▶ What the task requires:
Output the full listing below exactly, without the pictures.

▶ Stored rows:
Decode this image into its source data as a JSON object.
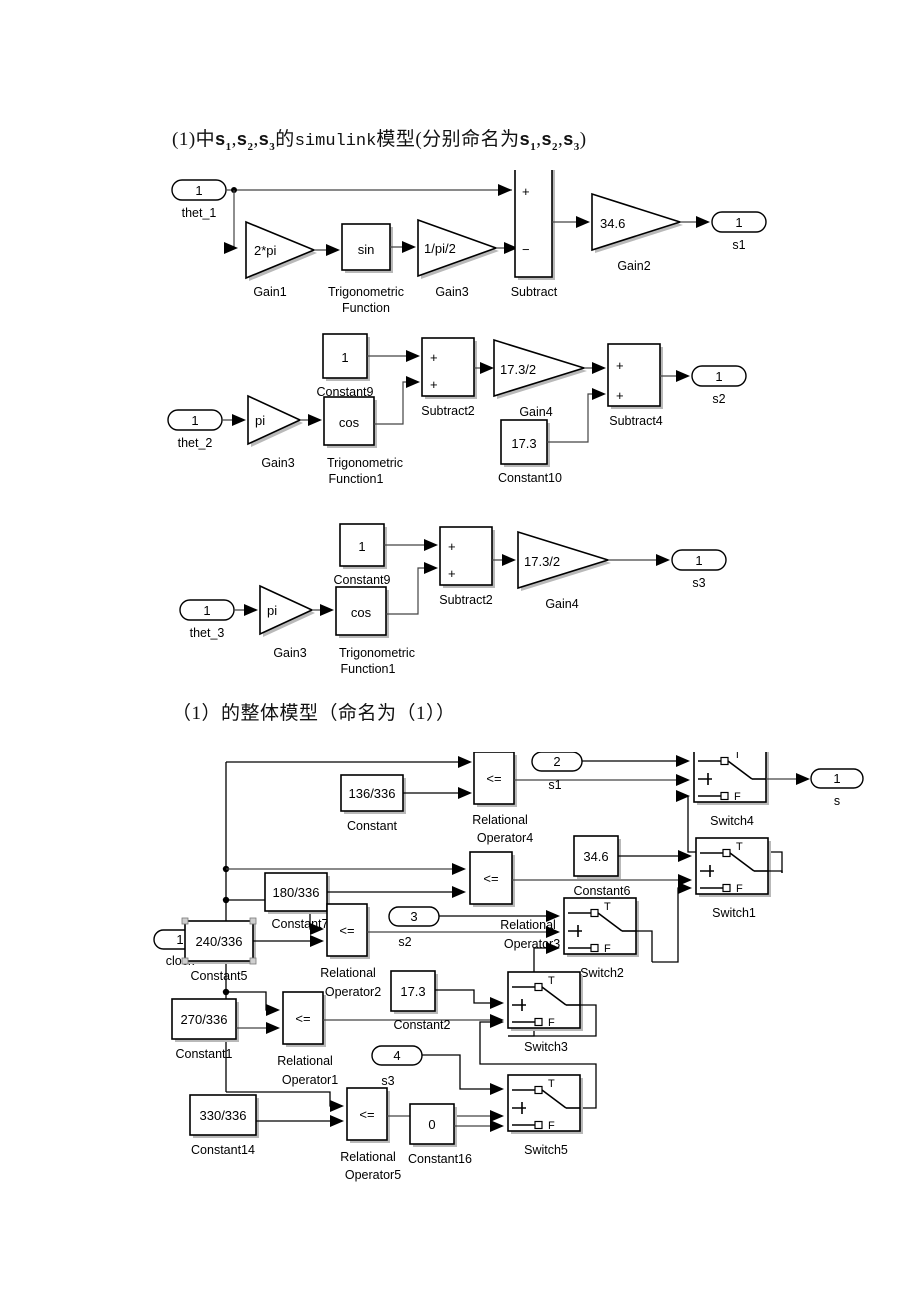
{
  "headings": {
    "h1_pre": "(1)中",
    "h1_mid": "的",
    "h1_sim": "simulink",
    "h1_post": "模型(分别命名为",
    "h1_end": ")",
    "s1": "s",
    "s2": "s",
    "s3": "s",
    "sub1": "1",
    "sub2": "2",
    "sub3": "3",
    "comma": ",",
    "h2": "（1）的整体模型（命名为（1））"
  },
  "diagram1": {
    "name": "s1-model",
    "inport": {
      "num": "1",
      "label": "thet_1"
    },
    "gain1": {
      "value": "2*pi",
      "label": "Gain1"
    },
    "trig": {
      "value": "sin",
      "label1": "Trigonometric",
      "label2": "Function"
    },
    "gain3": {
      "value": "1/pi/2",
      "label": "Gain3"
    },
    "subtract": {
      "label": "Subtract",
      "sign_top": "+",
      "sign_bot": "−"
    },
    "gain2": {
      "value": "34.6",
      "label": "Gain2"
    },
    "outport": {
      "num": "1",
      "label": "s1"
    }
  },
  "diagram2": {
    "name": "s2-model",
    "inport": {
      "num": "1",
      "label": "thet_2"
    },
    "gain3": {
      "value": "pi",
      "label": "Gain3"
    },
    "trig": {
      "value": "cos",
      "label1": "Trigonometric",
      "label2": "Function1"
    },
    "const9": {
      "value": "1",
      "label": "Constant9"
    },
    "subtract2": {
      "label": "Subtract2",
      "sign_top": "+",
      "sign_bot": "+"
    },
    "gain4": {
      "value": "17.3/2",
      "label": "Gain4"
    },
    "const10": {
      "value": "17.3",
      "label": "Constant10"
    },
    "subtract4": {
      "label": "Subtract4",
      "sign_top": "+",
      "sign_bot": "+"
    },
    "outport": {
      "num": "1",
      "label": "s2"
    }
  },
  "diagram3": {
    "name": "s3-model",
    "inport": {
      "num": "1",
      "label": "thet_3"
    },
    "gain3": {
      "value": "pi",
      "label": "Gain3"
    },
    "trig": {
      "value": "cos",
      "label1": "Trigonometric",
      "label2": "Function1"
    },
    "const9": {
      "value": "1",
      "label": "Constant9"
    },
    "subtract2": {
      "label": "Subtract2",
      "sign_top": "+",
      "sign_bot": "+"
    },
    "gain4": {
      "value": "17.3/2",
      "label": "Gain4"
    },
    "outport": {
      "num": "1",
      "label": "s3"
    }
  },
  "diagram4": {
    "name": "overall-model",
    "clock": {
      "num": "1",
      "label": "clock"
    },
    "constants": [
      {
        "value": "136/336",
        "label": "Constant"
      },
      {
        "value": "180/336",
        "label": "Constant7"
      },
      {
        "value": "240/336",
        "label": "Constant5"
      },
      {
        "value": "270/336",
        "label": "Constant1"
      },
      {
        "value": "330/336",
        "label": "Constant14"
      },
      {
        "value": "34.6",
        "label": "Constant6"
      },
      {
        "value": "17.3",
        "label": "Constant2"
      },
      {
        "value": "0",
        "label": "Constant16"
      }
    ],
    "relops": [
      {
        "op": "<=",
        "label1": "Relational",
        "label2": "Operator4"
      },
      {
        "op": "<=",
        "label1": "Relational",
        "label2": "Operator3"
      },
      {
        "op": "<=",
        "label1": "Relational",
        "label2": "Operator2"
      },
      {
        "op": "<=",
        "label1": "Relational",
        "label2": "Operator1"
      },
      {
        "op": "<=",
        "label1": "Relational",
        "label2": "Operator5"
      }
    ],
    "switches": [
      {
        "label": "Switch4",
        "t": "T",
        "f": "F"
      },
      {
        "label": "Switch1",
        "t": "T",
        "f": "F"
      },
      {
        "label": "Switch2",
        "t": "T",
        "f": "F"
      },
      {
        "label": "Switch3",
        "t": "T",
        "f": "F"
      },
      {
        "label": "Switch5",
        "t": "T",
        "f": "F"
      }
    ],
    "signal_inports": [
      {
        "num": "2",
        "label": "s1"
      },
      {
        "num": "3",
        "label": "s2"
      },
      {
        "num": "4",
        "label": "s3"
      }
    ],
    "outport": {
      "num": "1",
      "label": "s"
    }
  },
  "colors": {
    "line": "#444444",
    "stroke": "#000000",
    "bg": "#ffffff",
    "shadow": "#b9b9b9"
  }
}
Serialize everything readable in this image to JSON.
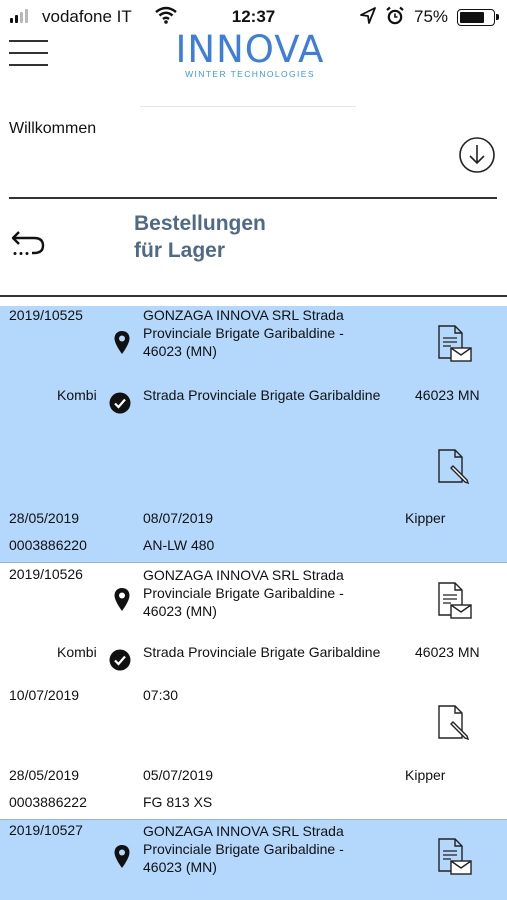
{
  "status_bar": {
    "carrier": "vodafone IT",
    "time": "12:37",
    "battery": "75%",
    "battery_level": 0.75
  },
  "header": {
    "logo_text": "INNOVA",
    "logo_subtext": "WINTER TECHNOLOGIES",
    "welcome": "Willkommen"
  },
  "page": {
    "title_line1": "Bestellungen",
    "title_line2": "für Lager"
  },
  "orders": [
    {
      "number": "2019/10525",
      "address_line1": "GONZAGA INNOVA SRL Strada",
      "address_line2": "Provinciale Brigate Garibaldine  -",
      "address_line3": "46023 (MN)",
      "type": "Kombi",
      "street": "Strada Provinciale Brigate Garibaldine",
      "zip": "46023 MN",
      "extra_date": "",
      "extra_time": "",
      "date1": "28/05/2019",
      "date2": "08/07/2019",
      "vehicle": "Kipper",
      "code": "0003886220",
      "plate": "AN-LW 480"
    },
    {
      "number": "2019/10526",
      "address_line1": "GONZAGA INNOVA SRL Strada",
      "address_line2": "Provinciale Brigate Garibaldine  -",
      "address_line3": "46023 (MN)",
      "type": "Kombi",
      "street": "Strada Provinciale Brigate Garibaldine",
      "zip": "46023 MN",
      "extra_date": "10/07/2019",
      "extra_time": "07:30",
      "date1": "28/05/2019",
      "date2": "05/07/2019",
      "vehicle": "Kipper",
      "code": "0003886222",
      "plate": "FG 813 XS"
    },
    {
      "number": "2019/10527",
      "address_line1": "GONZAGA INNOVA SRL Strada",
      "address_line2": "Provinciale Brigate Garibaldine  -",
      "address_line3": "46023 (MN)"
    }
  ],
  "colors": {
    "row_highlight": "#b3d8fb",
    "title": "#4f6a86",
    "logo": "#3d7fd8"
  },
  "icons": [
    "menu-icon",
    "download-icon",
    "back-icon",
    "location-pin-icon",
    "check-circle-icon",
    "document-mail-icon",
    "document-edit-icon"
  ]
}
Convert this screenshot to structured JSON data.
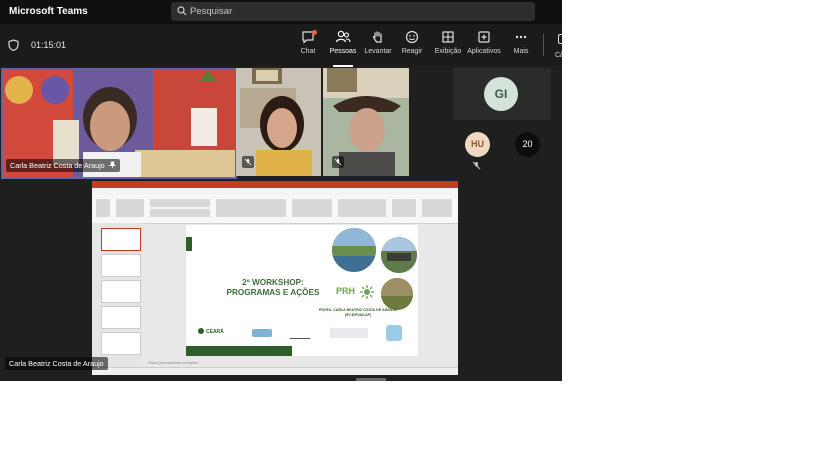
{
  "app": {
    "title": "Microsoft Teams"
  },
  "search": {
    "placeholder": "Pesquisar"
  },
  "meeting": {
    "timer": "01:15:01"
  },
  "toolbar": {
    "chat": "Chat",
    "people": "Pessoas",
    "raise": "Levantar",
    "react": "Reagir",
    "view": "Exibição",
    "apps": "Aplicativos",
    "more": "Mais",
    "camera_cut": "Câ"
  },
  "participants": {
    "speaker_name": "Carla Beatriz Costa de Araujo",
    "gi_initials": "GI",
    "hu_initials": "HU",
    "more_count": "20"
  },
  "share": {
    "presenter_name": "Carla Beatriz Costa de Araujo",
    "slide": {
      "heading_line1": "2º WORKSHOP:",
      "heading_line2": "PROGRAMAS E AÇÕES",
      "brand": "PRH",
      "professor": "PROFA. CARLA BEATRIZ COSTA DE ARAÚJO",
      "institution": "(IFCE/FUNCAP)",
      "logo_ceara": "CEARÁ"
    },
    "notes_placeholder": "Clique para adicionar anotações"
  },
  "colors": {
    "accent": "#6264a7",
    "slide_green": "#3c6f3a",
    "ppt_red": "#c43e1c"
  }
}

▶ Task answer:
Decode this image into its source data as a JSON object.
{
  "headings": {
    "h1_pre": "(1)中",
    "h1_mid": "的",
    "h1_sim": "simulink",
    "h1_post": "模型(分别命名为",
    "h1_end": ")",
    "s1": "s",
    "s2": "s",
    "s3": "s",
    "sub1": "1",
    "sub2": "2",
    "sub3": "3",
    "comma": ",",
    "h2": "（1）的整体模型（命名为（1））"
  },
  "diagram1": {
    "name": "s1-model",
    "inport": {
      "num": "1",
      "label": "thet_1"
    },
    "gain1": {
      "value": "2*pi",
      "label": "Gain1"
    },
    "trig": {
      "value": "sin",
      "label1": "Trigonometric",
      "label2": "Function"
    },
    "gain3": {
      "value": "1/pi/2",
      "label": "Gain3"
    },
    "subtract": {
      "label": "Subtract",
      "sign_top": "+",
      "sign_bot": "−"
    },
    "gain2": {
      "value": "34.6",
      "label": "Gain2"
    },
    "outport": {
      "num": "1",
      "label": "s1"
    }
  },
  "diagram2": {
    "name": "s2-model",
    "inport": {
      "num": "1",
      "label": "thet_2"
    },
    "gain3": {
      "value": "pi",
      "label": "Gain3"
    },
    "trig": {
      "value": "cos",
      "label1": "Trigonometric",
      "label2": "Function1"
    },
    "const9": {
      "value": "1",
      "label": "Constant9"
    },
    "subtract2": {
      "label": "Subtract2",
      "sign_top": "+",
      "sign_bot": "+"
    },
    "gain4": {
      "value": "17.3/2",
      "label": "Gain4"
    },
    "const10": {
      "value": "17.3",
      "label": "Constant10"
    },
    "subtract4": {
      "label": "Subtract4",
      "sign_top": "+",
      "sign_bot": "+"
    },
    "outport": {
      "num": "1",
      "label": "s2"
    }
  },
  "diagram3": {
    "name": "s3-model",
    "inport": {
      "num": "1",
      "label": "thet_3"
    },
    "gain3": {
      "value": "pi",
      "label": "Gain3"
    },
    "trig": {
      "value": "cos",
      "label1": "Trigonometric",
      "label2": "Function1"
    },
    "const9": {
      "value": "1",
      "label": "Constant9"
    },
    "subtract2": {
      "label": "Subtract2",
      "sign_top": "+",
      "sign_bot": "+"
    },
    "gain4": {
      "value": "17.3/2",
      "label": "Gain4"
    },
    "outport": {
      "num": "1",
      "label": "s3"
    }
  },
  "diagram4": {
    "name": "overall-model",
    "clock": {
      "num": "1",
      "label": "clock"
    },
    "constants": [
      {
        "value": "136/336",
        "label": "Constant"
      },
      {
        "value": "180/336",
        "label": "Constant7"
      },
      {
        "value": "240/336",
        "label": "Constant5"
      },
      {
        "value": "270/336",
        "label": "Constant1"
      },
      {
        "value": "330/336",
        "label": "Constant14"
      },
      {
        "value": "34.6",
        "label": "Constant6"
      },
      {
        "value": "17.3",
        "label": "Constant2"
      },
      {
        "value": "0",
        "label": "Constant16"
      }
    ],
    "relops": [
      {
        "op": "<=",
        "label1": "Relational",
        "label2": "Operator4"
      },
      {
        "op": "<=",
        "label1": "Relational",
        "label2": "Operator3"
      },
      {
        "op": "<=",
        "label1": "Relational",
        "label2": "Operator2"
      },
      {
        "op": "<=",
        "label1": "Relational",
        "label2": "Operator1"
      },
      {
        "op": "<=",
        "label1": "Relational",
        "label2": "Operator5"
      }
    ],
    "switches": [
      {
        "label": "Switch4",
        "t": "T",
        "f": "F"
      },
      {
        "label": "Switch1",
        "t": "T",
        "f": "F"
      },
      {
        "label": "Switch2",
        "t": "T",
        "f": "F"
      },
      {
        "label": "Switch3",
        "t": "T",
        "f": "F"
      },
      {
        "label": "Switch5",
        "t": "T",
        "f": "F"
      }
    ],
    "signal_inports": [
      {
        "num": "2",
        "label": "s1"
      },
      {
        "num": "3",
        "label": "s2"
      },
      {
        "num": "4",
        "label": "s3"
      }
    ],
    "outport": {
      "num": "1",
      "label": "s"
    }
  },
  "colors": {
    "line": "#444444",
    "stroke": "#000000",
    "bg": "#ffffff",
    "shadow": "#b9b9b9"
  }
}
Serialize everything readable in this image to JSON.
{
  "status_bar": {
    "carrier": "vodafone IT",
    "time": "12:37",
    "battery": "75%",
    "battery_level": 0.75
  },
  "header": {
    "logo_text": "INNOVA",
    "logo_subtext": "WINTER TECHNOLOGIES",
    "welcome": "Willkommen"
  },
  "page": {
    "title_line1": "Bestellungen",
    "title_line2": "für Lager"
  },
  "orders": [
    {
      "number": "2019/10525",
      "address_line1": "GONZAGA INNOVA SRL Strada",
      "address_line2": "Provinciale Brigate Garibaldine  -",
      "address_line3": "46023 (MN)",
      "type": "Kombi",
      "street": "Strada Provinciale Brigate Garibaldine",
      "zip": "46023 MN",
      "extra_date": "",
      "extra_time": "",
      "date1": "28/05/2019",
      "date2": "08/07/2019",
      "vehicle": "Kipper",
      "code": "0003886220",
      "plate": "AN-LW 480"
    },
    {
      "number": "2019/10526",
      "address_line1": "GONZAGA INNOVA SRL Strada",
      "address_line2": "Provinciale Brigate Garibaldine  -",
      "address_line3": "46023 (MN)",
      "type": "Kombi",
      "street": "Strada Provinciale Brigate Garibaldine",
      "zip": "46023 MN",
      "extra_date": "10/07/2019",
      "extra_time": "07:30",
      "date1": "28/05/2019",
      "date2": "05/07/2019",
      "vehicle": "Kipper",
      "code": "0003886222",
      "plate": "FG 813 XS"
    },
    {
      "number": "2019/10527",
      "address_line1": "GONZAGA INNOVA SRL Strada",
      "address_line2": "Provinciale Brigate Garibaldine  -",
      "address_line3": "46023 (MN)"
    }
  ],
  "colors": {
    "row_highlight": "#b3d8fb",
    "title": "#4f6a86",
    "logo": "#3d7fd8"
  },
  "icons": [
    "menu-icon",
    "download-icon",
    "back-icon",
    "location-pin-icon",
    "check-circle-icon",
    "document-mail-icon",
    "document-edit-icon"
  ]
}
Convert this screenshot to structured JSON data.
{
  "app": {
    "title": "Microsoft Teams"
  },
  "search": {
    "placeholder": "Pesquisar"
  },
  "meeting": {
    "timer": "01:15:01"
  },
  "toolbar": {
    "chat": "Chat",
    "people": "Pessoas",
    "raise": "Levantar",
    "react": "Reagir",
    "view": "Exibição",
    "apps": "Aplicativos",
    "more": "Mais",
    "camera_cut": "Câ"
  },
  "participants": {
    "speaker_name": "Carla Beatriz Costa de Araujo",
    "gi_initials": "GI",
    "hu_initials": "HU",
    "more_count": "20"
  },
  "share": {
    "presenter_name": "Carla Beatriz Costa de Araujo",
    "slide": {
      "heading_line1": "2º WORKSHOP:",
      "heading_line2": "PROGRAMAS E AÇÕES",
      "brand": "PRH",
      "professor": "PROFA. CARLA BEATRIZ COSTA DE ARAÚJO",
      "institution": "(IFCE/FUNCAP)",
      "logo_ceara": "CEARÁ"
    },
    "notes_placeholder": "Clique para adicionar anotações"
  },
  "colors": {
    "accent": "#6264a7",
    "slide_green": "#3c6f3a",
    "ppt_red": "#c43e1c"
  }
}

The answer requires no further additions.